— Start Supplied information —
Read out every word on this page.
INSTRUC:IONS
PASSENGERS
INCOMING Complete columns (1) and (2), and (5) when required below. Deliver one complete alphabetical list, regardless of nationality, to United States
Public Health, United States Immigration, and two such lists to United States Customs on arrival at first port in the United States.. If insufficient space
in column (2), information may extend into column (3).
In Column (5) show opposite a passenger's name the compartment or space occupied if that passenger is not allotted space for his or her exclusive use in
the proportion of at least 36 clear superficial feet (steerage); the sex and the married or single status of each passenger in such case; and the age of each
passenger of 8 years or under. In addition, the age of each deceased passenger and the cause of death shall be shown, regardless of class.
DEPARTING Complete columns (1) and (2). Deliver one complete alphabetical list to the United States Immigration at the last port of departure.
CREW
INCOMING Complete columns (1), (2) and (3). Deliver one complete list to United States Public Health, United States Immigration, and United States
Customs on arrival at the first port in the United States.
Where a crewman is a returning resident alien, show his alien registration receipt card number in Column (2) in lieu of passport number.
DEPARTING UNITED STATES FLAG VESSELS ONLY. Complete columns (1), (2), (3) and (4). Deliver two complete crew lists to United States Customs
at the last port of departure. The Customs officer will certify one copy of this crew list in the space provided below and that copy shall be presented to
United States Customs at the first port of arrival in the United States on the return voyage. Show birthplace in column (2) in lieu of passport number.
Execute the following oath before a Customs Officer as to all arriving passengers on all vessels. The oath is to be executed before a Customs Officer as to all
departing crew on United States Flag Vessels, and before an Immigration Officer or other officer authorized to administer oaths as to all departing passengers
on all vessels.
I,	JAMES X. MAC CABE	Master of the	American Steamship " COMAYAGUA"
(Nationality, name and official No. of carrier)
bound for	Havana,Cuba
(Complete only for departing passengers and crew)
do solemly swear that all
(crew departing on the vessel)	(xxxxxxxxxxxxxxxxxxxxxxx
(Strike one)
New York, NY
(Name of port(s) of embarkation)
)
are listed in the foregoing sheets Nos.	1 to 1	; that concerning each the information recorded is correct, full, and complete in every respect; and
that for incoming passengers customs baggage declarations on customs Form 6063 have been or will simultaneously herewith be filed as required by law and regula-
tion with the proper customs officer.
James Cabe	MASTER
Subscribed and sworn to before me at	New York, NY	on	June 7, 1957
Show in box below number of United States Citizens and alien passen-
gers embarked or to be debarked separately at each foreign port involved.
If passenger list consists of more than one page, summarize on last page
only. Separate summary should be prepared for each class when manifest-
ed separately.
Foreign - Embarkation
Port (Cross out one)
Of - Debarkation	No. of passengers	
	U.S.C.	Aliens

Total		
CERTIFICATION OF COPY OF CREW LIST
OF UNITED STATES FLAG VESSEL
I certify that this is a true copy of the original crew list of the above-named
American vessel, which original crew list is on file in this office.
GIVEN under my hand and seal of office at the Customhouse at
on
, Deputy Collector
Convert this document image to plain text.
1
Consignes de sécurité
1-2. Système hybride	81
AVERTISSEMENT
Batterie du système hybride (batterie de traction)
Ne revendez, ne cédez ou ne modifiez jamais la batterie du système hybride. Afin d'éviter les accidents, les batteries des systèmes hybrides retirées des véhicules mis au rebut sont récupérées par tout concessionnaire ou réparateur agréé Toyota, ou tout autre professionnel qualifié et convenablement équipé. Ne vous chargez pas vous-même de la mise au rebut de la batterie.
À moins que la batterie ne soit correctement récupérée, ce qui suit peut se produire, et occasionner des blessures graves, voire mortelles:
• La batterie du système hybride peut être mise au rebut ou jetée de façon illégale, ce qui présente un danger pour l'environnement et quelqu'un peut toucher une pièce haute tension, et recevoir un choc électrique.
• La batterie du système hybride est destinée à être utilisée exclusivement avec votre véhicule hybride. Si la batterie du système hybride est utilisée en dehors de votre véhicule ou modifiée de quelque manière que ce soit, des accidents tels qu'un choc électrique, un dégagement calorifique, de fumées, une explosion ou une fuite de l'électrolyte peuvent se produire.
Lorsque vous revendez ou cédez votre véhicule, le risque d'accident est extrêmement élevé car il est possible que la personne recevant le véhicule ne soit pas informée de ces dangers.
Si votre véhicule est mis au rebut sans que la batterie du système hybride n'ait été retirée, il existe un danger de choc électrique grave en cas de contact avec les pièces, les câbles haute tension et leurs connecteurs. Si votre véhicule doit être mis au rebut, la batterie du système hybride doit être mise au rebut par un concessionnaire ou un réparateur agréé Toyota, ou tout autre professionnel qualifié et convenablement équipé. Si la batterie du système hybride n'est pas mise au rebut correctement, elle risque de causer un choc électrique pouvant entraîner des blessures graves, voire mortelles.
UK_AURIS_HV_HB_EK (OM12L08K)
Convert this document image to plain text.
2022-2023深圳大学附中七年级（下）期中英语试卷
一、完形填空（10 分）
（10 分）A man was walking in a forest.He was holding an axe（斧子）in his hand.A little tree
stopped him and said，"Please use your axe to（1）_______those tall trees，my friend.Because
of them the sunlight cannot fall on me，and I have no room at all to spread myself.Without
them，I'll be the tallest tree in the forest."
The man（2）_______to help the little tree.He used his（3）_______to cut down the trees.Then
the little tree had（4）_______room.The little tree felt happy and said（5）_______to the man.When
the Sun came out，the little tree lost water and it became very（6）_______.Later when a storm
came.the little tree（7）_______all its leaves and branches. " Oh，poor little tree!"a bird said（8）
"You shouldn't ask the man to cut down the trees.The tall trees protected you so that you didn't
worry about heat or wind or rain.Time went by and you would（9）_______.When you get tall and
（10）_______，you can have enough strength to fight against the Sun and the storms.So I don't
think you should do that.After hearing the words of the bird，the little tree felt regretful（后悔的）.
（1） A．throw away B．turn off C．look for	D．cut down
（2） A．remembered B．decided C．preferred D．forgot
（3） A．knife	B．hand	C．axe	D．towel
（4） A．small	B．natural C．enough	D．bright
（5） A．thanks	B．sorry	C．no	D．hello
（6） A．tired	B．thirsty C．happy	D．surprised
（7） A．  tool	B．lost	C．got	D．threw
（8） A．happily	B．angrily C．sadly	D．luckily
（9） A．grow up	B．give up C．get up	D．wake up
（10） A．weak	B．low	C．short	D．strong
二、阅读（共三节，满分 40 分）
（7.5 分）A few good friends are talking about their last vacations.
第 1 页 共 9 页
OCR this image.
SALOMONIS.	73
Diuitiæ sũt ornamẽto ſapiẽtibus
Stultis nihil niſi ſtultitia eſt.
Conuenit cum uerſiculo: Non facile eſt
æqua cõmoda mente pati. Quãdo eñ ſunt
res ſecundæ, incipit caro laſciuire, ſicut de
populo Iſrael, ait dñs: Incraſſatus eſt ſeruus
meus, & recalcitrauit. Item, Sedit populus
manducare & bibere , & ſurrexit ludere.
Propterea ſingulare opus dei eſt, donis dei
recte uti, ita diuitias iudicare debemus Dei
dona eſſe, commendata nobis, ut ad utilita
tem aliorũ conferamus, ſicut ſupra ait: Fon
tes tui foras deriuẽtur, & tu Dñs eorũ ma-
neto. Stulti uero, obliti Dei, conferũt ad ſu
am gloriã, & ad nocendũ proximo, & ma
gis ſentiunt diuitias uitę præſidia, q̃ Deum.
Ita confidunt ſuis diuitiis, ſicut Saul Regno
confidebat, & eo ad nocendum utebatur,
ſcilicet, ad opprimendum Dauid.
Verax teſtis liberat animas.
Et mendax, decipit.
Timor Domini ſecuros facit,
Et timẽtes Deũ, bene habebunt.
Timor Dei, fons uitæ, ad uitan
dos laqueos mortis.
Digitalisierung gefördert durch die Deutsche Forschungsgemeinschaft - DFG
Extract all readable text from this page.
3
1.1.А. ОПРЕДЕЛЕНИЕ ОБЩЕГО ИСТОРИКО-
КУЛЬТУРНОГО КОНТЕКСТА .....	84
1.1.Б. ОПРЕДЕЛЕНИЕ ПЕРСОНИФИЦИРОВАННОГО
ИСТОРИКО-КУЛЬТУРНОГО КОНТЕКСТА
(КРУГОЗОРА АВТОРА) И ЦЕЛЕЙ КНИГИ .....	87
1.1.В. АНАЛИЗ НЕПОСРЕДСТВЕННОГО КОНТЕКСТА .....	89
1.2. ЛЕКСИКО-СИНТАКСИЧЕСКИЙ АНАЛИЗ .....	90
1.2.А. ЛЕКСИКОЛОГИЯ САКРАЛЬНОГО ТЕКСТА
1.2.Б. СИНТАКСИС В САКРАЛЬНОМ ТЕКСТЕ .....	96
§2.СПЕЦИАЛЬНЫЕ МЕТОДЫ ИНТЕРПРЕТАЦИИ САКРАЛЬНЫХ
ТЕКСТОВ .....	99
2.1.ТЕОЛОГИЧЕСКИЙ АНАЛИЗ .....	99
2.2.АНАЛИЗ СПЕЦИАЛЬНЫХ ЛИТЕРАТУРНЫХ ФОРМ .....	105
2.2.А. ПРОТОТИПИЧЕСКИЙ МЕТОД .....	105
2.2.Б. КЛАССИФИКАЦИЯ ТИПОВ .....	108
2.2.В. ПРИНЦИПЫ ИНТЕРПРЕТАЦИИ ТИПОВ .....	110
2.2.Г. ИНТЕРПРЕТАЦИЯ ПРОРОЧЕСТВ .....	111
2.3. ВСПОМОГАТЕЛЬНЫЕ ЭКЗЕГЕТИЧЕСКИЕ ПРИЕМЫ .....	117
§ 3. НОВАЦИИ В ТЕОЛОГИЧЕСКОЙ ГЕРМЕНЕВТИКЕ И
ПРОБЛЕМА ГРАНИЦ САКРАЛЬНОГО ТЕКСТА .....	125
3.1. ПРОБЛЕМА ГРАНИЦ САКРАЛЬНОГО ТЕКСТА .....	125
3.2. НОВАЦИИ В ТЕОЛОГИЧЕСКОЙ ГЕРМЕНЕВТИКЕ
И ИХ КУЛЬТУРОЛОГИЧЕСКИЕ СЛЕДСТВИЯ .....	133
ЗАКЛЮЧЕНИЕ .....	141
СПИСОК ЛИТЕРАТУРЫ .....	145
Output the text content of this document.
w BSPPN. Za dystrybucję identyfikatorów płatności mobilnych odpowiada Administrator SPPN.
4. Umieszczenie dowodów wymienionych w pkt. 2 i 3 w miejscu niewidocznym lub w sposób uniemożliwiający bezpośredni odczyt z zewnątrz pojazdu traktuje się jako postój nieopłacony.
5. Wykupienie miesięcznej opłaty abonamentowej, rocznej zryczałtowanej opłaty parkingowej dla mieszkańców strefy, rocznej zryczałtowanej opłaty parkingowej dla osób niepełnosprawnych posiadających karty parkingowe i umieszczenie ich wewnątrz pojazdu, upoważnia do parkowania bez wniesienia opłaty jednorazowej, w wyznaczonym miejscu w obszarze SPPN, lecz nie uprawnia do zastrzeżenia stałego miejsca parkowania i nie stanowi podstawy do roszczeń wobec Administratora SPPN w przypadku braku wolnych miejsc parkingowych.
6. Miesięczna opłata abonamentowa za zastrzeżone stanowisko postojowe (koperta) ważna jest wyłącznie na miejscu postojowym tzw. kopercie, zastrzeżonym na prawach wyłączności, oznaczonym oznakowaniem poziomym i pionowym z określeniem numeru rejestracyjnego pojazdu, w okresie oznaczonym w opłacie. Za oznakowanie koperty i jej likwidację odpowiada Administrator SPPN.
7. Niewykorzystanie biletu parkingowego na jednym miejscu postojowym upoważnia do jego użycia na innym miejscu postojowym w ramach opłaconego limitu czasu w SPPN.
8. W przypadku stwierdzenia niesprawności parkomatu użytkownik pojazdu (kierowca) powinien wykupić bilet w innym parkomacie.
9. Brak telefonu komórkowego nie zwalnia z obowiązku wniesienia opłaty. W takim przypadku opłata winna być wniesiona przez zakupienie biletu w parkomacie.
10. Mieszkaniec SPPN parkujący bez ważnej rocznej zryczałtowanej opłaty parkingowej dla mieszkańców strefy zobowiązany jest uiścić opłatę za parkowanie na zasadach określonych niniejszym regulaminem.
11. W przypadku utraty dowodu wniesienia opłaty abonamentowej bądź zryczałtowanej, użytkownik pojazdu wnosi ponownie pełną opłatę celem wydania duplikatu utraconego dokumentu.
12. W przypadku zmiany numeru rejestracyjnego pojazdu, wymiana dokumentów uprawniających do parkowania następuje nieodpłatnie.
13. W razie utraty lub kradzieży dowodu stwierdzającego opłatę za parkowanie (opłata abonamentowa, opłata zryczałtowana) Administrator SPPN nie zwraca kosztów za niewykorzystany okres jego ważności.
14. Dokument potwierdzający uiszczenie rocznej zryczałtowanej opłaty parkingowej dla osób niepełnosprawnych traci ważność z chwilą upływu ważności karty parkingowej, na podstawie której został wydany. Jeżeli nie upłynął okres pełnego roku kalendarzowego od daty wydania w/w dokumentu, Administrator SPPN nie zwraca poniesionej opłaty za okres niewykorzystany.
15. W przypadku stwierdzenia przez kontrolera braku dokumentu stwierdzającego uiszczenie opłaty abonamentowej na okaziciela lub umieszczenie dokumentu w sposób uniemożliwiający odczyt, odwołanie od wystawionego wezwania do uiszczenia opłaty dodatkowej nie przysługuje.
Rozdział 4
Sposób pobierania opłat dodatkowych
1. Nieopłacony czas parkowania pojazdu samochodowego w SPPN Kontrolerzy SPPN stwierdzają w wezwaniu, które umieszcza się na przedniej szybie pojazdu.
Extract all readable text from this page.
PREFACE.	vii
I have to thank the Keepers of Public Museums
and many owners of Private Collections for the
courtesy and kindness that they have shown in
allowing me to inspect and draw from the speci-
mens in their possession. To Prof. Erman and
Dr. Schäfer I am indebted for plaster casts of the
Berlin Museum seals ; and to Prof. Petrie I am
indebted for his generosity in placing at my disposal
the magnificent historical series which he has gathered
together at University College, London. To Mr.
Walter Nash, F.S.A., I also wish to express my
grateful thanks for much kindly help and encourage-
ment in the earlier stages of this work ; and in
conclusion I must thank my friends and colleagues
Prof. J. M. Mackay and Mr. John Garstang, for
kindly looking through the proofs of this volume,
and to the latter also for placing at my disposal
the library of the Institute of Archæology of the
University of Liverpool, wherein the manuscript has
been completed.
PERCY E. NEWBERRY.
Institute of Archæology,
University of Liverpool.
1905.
— End Supplied information —
Request: Look over the records above and copy each line that includes the string "help".

Solution:
The man（2）_______to help the little tree.He used his（3）_______to cut down the trees.Then
grateful thanks for much kindly help and encourage-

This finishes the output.